Set exercise:
Report how many lines of the entries below contain the word "Grado", and nothing more.

Data listing:
>>>
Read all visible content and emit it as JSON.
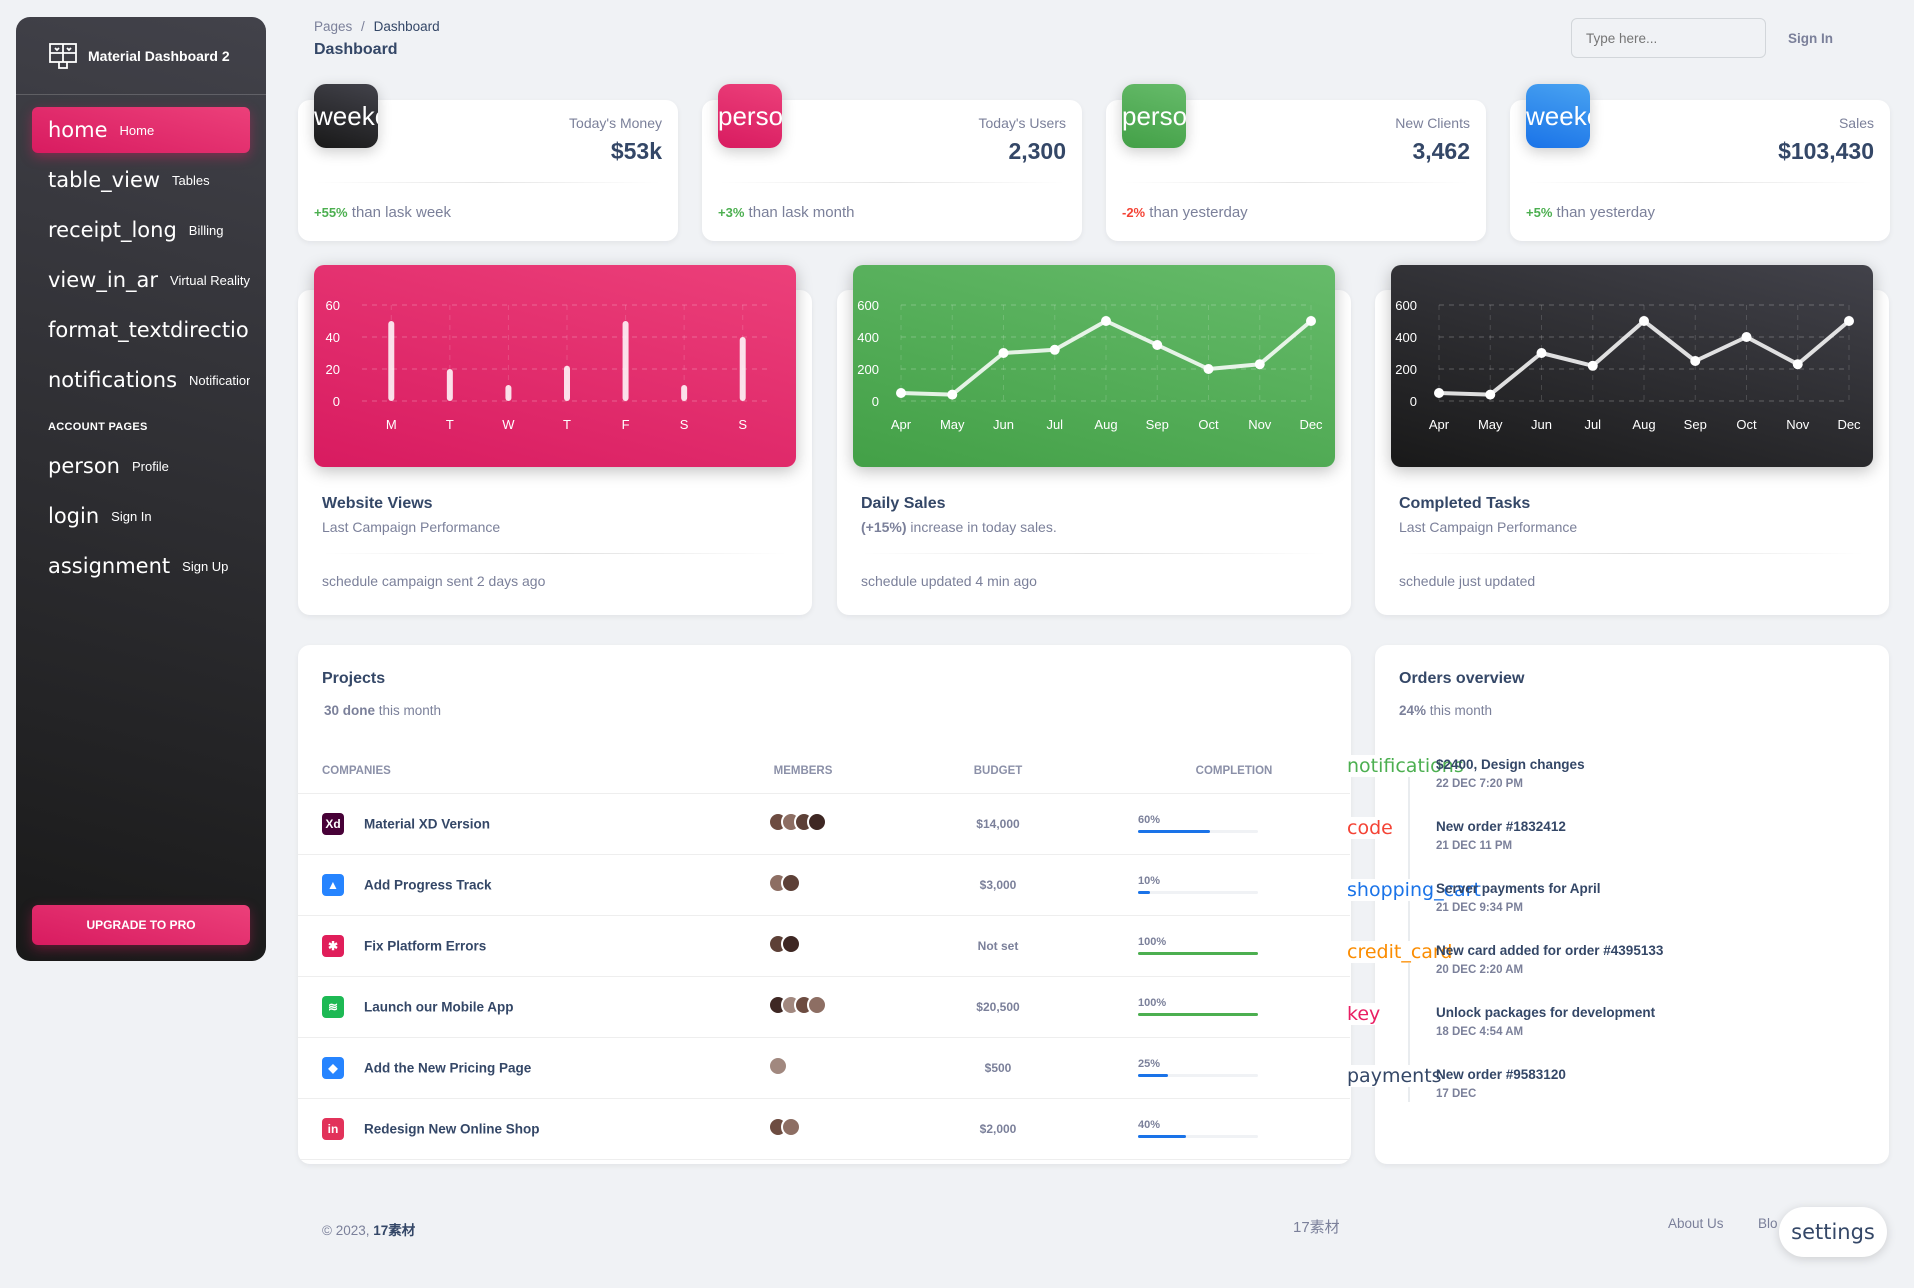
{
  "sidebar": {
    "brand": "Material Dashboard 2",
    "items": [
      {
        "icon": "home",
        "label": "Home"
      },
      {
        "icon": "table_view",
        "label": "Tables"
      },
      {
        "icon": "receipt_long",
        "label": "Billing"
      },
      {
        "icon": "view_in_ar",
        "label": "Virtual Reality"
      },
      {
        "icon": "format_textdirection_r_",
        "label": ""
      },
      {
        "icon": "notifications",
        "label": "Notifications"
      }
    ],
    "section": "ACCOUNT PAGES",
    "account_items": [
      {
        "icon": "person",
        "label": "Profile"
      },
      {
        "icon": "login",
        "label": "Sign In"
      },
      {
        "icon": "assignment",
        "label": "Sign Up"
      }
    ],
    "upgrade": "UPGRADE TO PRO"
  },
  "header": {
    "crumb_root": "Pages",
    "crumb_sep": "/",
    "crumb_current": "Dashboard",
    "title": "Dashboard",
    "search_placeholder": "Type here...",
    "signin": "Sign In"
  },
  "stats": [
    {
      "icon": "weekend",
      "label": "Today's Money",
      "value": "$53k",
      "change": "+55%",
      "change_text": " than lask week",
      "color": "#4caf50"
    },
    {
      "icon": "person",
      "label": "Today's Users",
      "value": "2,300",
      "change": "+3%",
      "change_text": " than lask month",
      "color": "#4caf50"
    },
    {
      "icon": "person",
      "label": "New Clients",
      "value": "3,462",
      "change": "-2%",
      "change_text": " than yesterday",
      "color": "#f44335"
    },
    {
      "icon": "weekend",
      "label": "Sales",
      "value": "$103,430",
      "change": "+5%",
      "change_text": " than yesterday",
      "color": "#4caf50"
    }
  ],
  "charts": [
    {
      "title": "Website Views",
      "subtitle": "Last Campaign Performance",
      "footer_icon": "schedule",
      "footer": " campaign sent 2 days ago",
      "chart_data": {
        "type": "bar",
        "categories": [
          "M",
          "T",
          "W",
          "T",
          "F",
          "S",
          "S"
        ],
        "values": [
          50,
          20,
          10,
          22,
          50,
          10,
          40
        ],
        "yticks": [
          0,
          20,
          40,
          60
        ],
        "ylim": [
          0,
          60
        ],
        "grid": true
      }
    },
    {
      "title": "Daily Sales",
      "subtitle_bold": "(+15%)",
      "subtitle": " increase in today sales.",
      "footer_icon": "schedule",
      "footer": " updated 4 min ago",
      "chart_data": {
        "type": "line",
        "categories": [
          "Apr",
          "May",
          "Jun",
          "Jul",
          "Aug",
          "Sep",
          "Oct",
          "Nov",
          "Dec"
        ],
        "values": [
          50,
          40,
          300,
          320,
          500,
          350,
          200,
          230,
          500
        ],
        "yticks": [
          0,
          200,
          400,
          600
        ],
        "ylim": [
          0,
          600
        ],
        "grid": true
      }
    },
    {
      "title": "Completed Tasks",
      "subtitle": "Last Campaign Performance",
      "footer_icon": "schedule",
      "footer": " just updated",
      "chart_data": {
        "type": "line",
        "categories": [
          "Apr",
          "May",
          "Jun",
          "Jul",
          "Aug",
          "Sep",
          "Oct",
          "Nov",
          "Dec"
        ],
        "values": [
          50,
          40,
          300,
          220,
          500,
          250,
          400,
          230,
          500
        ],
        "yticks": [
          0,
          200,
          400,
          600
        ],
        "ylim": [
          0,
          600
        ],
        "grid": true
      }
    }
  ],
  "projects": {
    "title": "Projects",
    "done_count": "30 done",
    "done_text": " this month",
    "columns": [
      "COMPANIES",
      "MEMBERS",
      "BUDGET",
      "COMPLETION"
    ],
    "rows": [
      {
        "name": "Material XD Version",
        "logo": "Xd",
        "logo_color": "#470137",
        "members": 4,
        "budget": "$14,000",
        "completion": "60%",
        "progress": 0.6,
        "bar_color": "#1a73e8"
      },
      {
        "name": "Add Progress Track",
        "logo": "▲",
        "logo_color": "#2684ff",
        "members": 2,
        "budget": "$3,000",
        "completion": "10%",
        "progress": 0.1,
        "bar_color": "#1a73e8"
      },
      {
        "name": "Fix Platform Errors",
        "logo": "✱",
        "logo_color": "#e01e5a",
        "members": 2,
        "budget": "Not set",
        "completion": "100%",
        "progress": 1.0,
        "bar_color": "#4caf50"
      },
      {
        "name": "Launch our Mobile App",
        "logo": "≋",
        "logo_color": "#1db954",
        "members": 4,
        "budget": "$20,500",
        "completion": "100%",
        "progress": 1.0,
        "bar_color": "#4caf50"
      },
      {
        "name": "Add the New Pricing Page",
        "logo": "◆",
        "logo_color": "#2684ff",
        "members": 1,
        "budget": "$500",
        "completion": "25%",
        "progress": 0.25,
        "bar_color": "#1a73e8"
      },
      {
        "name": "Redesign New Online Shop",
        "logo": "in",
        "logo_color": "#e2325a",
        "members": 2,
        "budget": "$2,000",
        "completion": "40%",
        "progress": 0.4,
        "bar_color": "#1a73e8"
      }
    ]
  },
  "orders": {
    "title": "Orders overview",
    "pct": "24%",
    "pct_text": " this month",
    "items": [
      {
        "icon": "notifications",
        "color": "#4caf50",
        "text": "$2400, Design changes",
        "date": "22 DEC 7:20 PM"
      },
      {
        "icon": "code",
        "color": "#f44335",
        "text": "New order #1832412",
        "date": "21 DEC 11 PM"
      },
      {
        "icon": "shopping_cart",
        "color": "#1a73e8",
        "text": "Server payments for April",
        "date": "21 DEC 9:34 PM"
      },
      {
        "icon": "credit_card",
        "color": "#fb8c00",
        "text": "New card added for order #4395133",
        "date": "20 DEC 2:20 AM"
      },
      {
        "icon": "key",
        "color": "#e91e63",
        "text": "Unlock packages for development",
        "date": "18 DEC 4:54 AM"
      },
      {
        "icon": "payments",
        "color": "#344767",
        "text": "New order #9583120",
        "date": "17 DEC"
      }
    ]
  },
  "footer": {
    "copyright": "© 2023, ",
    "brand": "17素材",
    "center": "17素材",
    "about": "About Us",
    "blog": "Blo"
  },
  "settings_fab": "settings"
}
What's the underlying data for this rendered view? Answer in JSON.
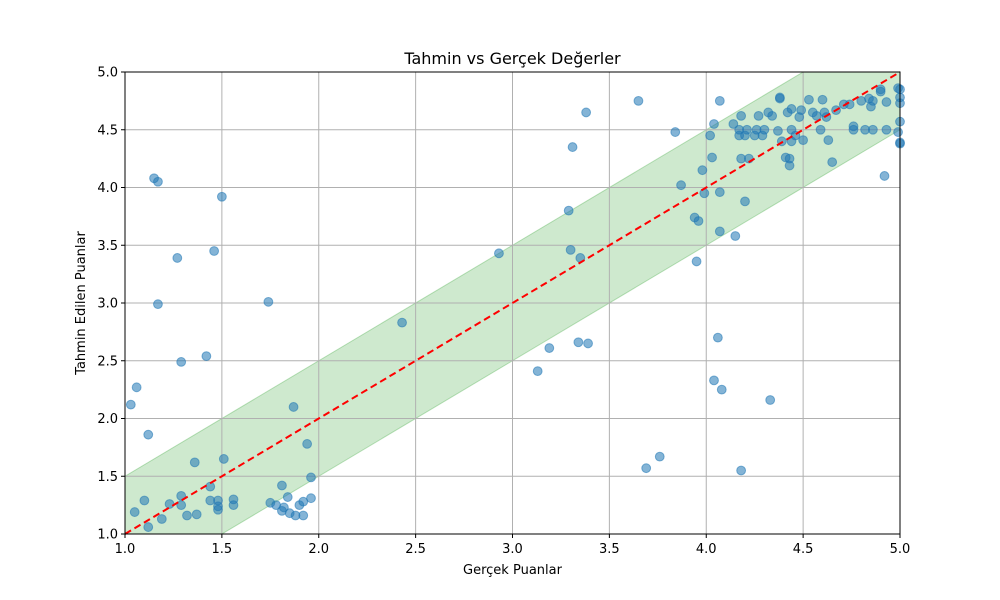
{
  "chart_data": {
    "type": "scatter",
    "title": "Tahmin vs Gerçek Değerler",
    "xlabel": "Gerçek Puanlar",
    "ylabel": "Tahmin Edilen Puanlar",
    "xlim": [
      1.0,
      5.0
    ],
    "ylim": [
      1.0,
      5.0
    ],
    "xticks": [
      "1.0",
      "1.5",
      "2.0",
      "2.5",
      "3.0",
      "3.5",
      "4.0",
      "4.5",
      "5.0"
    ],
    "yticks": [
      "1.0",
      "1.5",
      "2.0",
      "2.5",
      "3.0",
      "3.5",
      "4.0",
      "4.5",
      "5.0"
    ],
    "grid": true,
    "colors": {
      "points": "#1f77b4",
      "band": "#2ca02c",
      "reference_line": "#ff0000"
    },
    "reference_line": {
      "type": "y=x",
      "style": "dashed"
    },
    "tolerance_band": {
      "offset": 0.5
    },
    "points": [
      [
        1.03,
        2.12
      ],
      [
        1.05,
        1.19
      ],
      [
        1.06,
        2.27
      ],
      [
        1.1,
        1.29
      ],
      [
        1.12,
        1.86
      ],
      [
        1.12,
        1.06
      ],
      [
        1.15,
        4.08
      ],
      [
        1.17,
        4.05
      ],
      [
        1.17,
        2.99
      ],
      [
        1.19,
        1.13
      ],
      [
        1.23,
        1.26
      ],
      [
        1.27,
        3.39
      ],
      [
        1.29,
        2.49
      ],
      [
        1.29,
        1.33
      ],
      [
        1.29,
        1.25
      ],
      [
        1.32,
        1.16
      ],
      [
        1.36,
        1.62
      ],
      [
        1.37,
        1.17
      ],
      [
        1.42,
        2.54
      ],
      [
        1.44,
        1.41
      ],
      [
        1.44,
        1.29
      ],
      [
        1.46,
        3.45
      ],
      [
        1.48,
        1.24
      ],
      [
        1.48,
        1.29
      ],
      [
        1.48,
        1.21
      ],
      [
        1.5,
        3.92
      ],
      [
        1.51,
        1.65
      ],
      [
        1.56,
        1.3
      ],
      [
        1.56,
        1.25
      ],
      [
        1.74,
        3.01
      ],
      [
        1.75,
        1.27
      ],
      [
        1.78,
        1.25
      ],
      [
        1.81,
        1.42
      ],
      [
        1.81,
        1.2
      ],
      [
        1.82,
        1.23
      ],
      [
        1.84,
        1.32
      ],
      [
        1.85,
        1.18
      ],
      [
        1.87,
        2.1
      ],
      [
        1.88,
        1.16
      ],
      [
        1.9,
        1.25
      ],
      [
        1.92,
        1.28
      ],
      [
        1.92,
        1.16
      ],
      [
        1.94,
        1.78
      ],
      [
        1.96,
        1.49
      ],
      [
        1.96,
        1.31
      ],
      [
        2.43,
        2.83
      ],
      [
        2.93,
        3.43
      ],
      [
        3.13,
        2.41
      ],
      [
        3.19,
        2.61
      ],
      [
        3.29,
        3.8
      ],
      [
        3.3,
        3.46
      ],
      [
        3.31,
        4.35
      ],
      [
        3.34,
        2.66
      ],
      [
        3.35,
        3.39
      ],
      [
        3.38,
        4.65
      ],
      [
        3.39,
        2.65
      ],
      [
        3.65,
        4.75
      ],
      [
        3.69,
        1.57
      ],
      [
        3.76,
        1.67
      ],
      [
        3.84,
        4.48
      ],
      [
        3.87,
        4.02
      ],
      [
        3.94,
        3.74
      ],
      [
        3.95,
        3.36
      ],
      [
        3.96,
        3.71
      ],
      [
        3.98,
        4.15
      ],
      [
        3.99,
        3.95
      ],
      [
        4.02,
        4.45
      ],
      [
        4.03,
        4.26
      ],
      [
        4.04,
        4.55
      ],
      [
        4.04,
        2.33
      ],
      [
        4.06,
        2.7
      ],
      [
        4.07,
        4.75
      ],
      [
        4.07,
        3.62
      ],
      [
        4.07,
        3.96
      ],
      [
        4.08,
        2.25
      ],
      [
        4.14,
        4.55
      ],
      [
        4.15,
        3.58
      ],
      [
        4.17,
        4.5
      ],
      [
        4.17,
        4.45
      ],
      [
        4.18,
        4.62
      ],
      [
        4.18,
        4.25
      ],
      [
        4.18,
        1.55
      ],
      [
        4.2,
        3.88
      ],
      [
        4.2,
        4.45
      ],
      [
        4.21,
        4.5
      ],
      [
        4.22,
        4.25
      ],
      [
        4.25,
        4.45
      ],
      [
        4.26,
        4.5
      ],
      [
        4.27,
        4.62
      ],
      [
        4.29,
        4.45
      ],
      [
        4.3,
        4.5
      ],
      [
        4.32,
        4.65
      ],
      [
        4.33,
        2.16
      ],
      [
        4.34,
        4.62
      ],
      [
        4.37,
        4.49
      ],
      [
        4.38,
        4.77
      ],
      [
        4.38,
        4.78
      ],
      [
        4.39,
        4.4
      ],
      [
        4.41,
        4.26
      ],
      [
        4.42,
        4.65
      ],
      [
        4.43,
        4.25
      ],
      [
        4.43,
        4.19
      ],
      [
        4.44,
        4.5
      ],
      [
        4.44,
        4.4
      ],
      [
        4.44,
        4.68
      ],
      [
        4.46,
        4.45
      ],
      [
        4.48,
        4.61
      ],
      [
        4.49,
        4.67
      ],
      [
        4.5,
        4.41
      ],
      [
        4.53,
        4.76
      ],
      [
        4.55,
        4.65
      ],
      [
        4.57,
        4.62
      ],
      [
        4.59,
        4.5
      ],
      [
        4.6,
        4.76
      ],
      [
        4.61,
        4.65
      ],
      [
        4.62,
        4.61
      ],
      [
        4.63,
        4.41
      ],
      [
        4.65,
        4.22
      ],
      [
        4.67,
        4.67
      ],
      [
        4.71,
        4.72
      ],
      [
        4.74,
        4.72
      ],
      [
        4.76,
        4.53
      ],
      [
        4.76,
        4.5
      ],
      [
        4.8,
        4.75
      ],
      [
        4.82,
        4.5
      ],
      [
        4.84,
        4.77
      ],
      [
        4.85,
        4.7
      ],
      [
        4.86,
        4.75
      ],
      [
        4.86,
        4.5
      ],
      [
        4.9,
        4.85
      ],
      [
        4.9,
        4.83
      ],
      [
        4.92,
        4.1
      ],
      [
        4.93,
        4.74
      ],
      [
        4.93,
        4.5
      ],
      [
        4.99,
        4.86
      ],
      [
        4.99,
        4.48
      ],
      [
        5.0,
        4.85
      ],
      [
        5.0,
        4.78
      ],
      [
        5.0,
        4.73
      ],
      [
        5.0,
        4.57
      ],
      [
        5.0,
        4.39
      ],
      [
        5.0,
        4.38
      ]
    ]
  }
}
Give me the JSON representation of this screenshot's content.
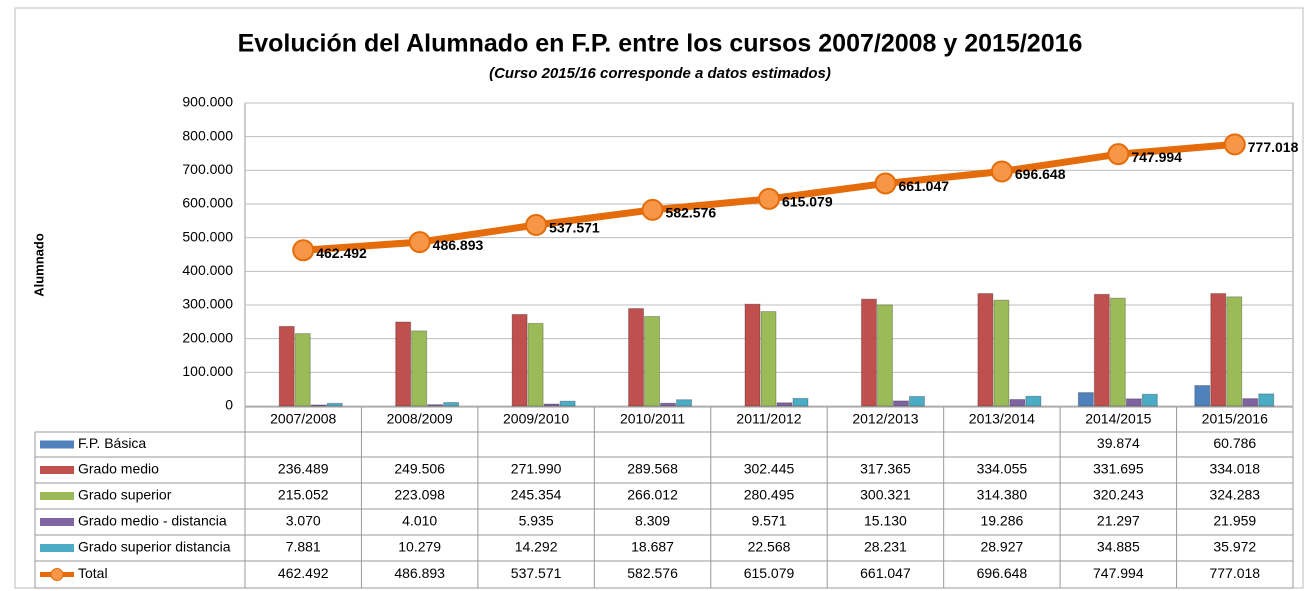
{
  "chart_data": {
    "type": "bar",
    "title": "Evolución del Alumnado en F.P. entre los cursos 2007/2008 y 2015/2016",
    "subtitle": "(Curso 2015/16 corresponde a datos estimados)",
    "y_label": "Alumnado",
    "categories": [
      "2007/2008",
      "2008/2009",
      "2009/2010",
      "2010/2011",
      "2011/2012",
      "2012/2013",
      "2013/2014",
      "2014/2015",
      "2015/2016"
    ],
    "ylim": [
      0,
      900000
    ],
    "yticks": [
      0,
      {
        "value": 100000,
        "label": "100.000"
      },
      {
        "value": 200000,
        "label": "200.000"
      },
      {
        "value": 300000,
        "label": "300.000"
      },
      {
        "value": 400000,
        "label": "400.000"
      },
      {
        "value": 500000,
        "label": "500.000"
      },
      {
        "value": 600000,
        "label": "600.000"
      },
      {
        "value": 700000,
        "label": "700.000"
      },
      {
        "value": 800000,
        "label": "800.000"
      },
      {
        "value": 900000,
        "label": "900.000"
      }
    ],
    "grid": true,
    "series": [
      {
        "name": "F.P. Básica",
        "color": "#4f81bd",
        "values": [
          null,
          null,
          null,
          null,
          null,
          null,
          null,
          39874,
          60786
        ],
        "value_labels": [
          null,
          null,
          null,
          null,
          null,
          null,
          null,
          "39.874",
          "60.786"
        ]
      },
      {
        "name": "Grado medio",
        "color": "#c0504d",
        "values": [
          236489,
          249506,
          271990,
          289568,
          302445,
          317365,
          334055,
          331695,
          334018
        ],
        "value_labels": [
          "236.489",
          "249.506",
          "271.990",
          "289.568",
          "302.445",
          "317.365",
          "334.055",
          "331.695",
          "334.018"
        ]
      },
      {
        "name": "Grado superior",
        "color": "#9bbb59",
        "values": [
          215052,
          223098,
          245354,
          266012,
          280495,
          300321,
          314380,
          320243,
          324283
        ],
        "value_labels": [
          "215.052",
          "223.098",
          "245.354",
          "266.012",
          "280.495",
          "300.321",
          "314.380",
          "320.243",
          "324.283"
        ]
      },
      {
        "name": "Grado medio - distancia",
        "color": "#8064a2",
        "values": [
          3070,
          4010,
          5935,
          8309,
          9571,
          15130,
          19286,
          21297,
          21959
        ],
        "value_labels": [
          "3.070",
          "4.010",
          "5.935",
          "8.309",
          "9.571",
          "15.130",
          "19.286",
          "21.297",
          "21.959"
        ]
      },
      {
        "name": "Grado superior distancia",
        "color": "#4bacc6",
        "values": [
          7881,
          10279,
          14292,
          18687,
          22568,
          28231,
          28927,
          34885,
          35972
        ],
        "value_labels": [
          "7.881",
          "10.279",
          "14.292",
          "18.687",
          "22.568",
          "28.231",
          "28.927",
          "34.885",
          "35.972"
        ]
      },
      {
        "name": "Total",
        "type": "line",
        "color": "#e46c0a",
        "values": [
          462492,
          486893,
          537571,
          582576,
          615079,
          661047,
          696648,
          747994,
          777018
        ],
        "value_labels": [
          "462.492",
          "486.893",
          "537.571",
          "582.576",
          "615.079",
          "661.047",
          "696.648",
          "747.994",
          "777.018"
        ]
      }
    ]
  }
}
<<<
Reply:
4